● Document section:

Not final yet but close enough to where we can start prepping the chassis for the shapes to be built directly on it. This will be quicker and more cost-effective than CNC cutting the whole car although me may end up doing some individual panels that way.

It's a bit scary how much work we have to do but exciting also.

01/07/13 In the real world we've bought some foam and supplies to start building up the body on the frame. In the virtual domain, I've started on the CFD analysis to see if we need to make any last-minute changes and to get a feel of what to expect when it's all done.

In the past all the CFD work was done for us by others so this is my first attempt at doing it myself. I'm using SolidWorks Flow Simulation. Needless to say it's a very steep learning curve. Took me all weekend to figure out what parameters to set up and how, prep the model so that it works within the simulation and then extract the results I need. None of it is intuitive or documented in a directly accessible way. The tutorials that come with the program are oriented more towards figuring out how to cool integrated circuits in a computer enclosure than designing cars. All the functionality is there but you need to know what you want to do in order to be able to find it. A bit of chicken-and-egg. I suppose taking a class would help but that's not how I do things :)

So quite a bit of trial and error, a lot of educated guesses and a bit of searching on the web and I'm on my way.

As with any simulation, the quality of the results is very dependent on the details of the model and the setup. Making sure the mesh is adequate, constraints and limitations are reasonable and the model is complete enough while being simple enough for processing are all part of the prep.

Even so it is necessary to make reality checks and keep things in perspective. The program outputs results with 6 digits past the decimal whereas at this point in the process I'd be lucky to have them accurate within 10%. But it is still very useful.

● Given data:

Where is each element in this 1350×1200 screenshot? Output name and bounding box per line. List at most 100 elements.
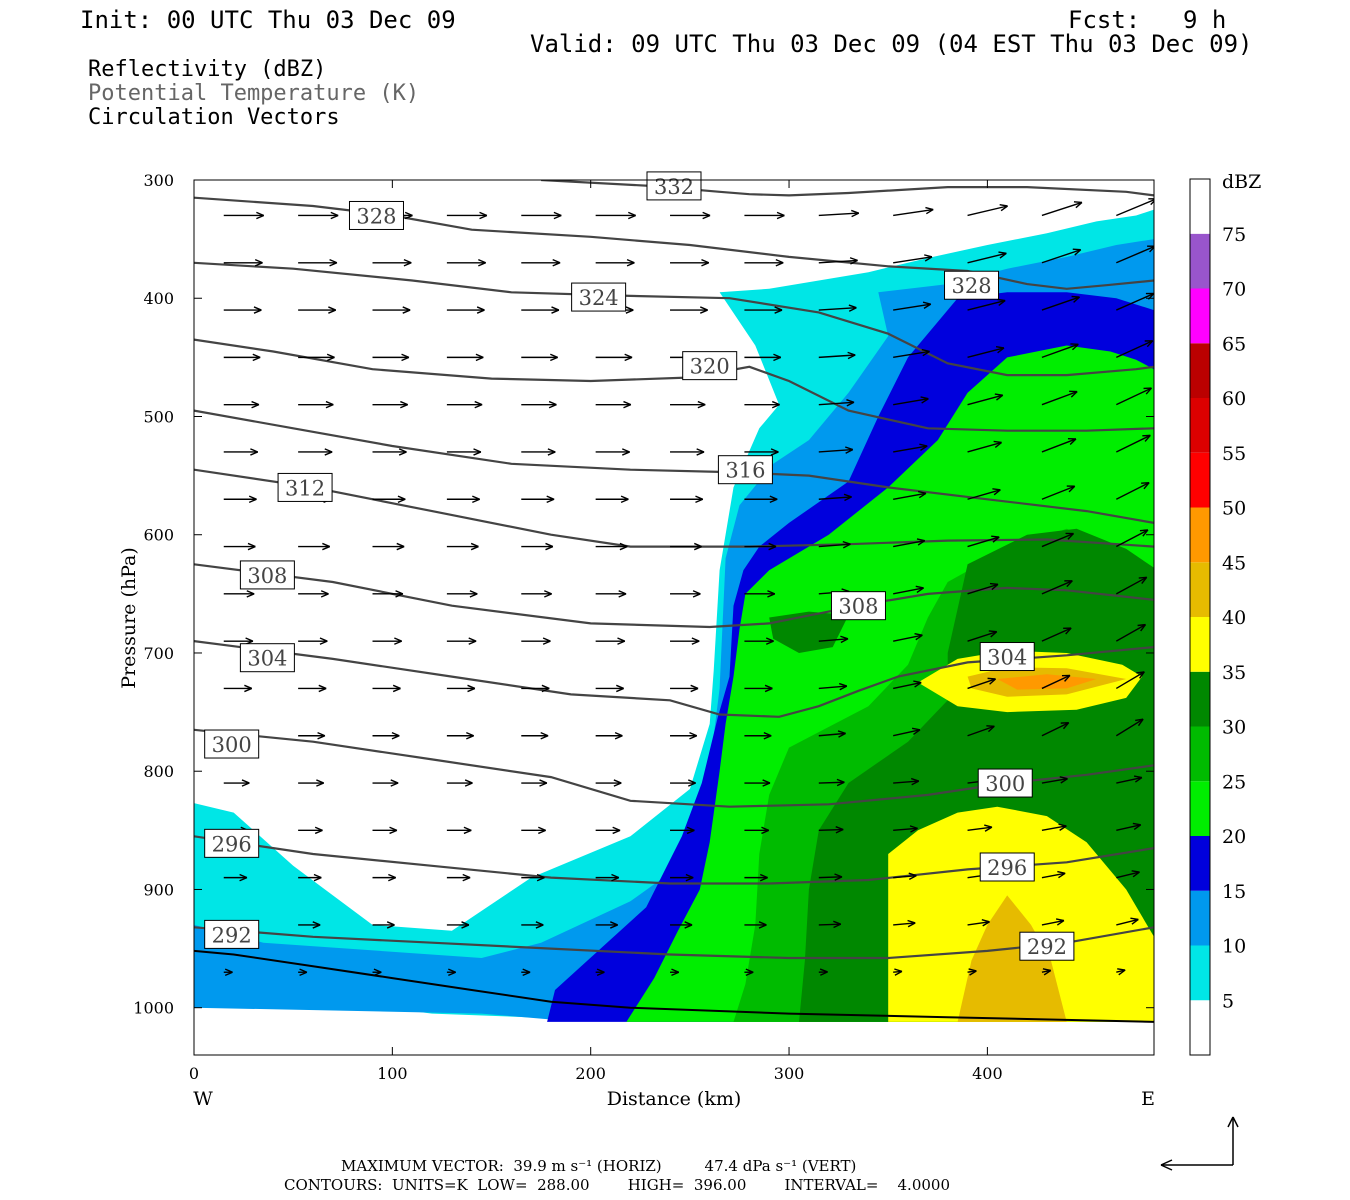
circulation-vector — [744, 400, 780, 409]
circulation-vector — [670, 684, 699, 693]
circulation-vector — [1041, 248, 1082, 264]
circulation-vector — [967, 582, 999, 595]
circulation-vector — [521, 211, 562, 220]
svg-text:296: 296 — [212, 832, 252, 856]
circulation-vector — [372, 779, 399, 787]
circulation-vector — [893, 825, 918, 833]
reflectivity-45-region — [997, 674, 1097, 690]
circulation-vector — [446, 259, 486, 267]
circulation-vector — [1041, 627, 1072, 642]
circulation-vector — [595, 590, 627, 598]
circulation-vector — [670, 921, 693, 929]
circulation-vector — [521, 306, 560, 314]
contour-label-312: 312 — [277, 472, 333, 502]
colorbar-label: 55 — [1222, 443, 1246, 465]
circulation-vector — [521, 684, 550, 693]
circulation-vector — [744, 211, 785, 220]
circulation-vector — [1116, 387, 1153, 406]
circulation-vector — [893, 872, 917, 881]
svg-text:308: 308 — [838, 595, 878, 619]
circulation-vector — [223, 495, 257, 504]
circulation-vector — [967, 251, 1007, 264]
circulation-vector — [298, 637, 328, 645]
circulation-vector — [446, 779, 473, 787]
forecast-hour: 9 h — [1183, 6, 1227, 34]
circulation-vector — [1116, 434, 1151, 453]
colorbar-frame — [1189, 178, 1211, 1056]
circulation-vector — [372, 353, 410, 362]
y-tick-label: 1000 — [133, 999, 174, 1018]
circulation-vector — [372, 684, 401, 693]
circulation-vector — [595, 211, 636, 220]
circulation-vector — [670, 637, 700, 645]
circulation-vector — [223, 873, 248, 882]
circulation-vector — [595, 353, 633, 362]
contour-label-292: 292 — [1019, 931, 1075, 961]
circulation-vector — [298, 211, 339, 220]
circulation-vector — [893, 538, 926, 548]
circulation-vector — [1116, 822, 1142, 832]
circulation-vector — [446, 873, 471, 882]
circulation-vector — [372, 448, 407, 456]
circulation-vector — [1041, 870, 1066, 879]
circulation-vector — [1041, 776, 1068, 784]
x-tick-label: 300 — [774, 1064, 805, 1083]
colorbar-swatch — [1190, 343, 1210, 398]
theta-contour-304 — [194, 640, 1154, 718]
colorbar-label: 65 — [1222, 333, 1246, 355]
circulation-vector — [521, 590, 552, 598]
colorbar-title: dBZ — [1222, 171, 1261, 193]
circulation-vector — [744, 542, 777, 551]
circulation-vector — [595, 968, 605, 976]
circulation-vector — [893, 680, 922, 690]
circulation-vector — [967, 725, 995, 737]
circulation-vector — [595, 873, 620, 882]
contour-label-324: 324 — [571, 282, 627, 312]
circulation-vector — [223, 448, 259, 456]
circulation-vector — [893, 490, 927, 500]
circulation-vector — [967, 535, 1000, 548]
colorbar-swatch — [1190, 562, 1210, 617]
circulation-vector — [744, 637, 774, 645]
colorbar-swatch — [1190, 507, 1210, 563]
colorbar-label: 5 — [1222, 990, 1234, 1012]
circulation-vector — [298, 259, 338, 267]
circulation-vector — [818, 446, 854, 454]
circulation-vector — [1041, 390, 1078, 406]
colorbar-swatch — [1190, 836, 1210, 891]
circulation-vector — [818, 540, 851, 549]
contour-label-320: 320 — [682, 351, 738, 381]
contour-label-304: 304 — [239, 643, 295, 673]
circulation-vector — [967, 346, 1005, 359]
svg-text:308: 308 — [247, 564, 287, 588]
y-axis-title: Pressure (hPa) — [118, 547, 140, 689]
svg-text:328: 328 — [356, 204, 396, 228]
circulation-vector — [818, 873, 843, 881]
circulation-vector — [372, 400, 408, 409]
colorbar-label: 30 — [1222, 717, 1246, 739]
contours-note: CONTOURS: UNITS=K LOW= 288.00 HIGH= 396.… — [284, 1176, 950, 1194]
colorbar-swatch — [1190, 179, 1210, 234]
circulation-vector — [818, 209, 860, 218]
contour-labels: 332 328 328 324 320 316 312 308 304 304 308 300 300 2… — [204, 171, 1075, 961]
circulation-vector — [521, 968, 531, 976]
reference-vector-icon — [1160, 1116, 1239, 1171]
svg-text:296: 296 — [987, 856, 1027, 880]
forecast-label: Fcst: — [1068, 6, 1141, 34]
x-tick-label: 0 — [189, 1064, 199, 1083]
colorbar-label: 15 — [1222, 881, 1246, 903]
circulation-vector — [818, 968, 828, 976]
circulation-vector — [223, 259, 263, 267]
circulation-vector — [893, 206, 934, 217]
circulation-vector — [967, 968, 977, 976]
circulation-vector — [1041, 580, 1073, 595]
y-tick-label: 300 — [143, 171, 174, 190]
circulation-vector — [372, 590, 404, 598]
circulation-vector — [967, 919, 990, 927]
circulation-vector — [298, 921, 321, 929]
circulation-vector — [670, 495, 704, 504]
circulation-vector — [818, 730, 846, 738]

● Problem description:
Answer these from the car-body build post:
1. Which program is being used for the CFD analysis?
2. What was bought to start building up the body on the frame?
3. How many digits past the decimal does the program output in its results?

● Complete answer:
1. SolidWorks Flow Simulation
2. Foam and supplies
3. 6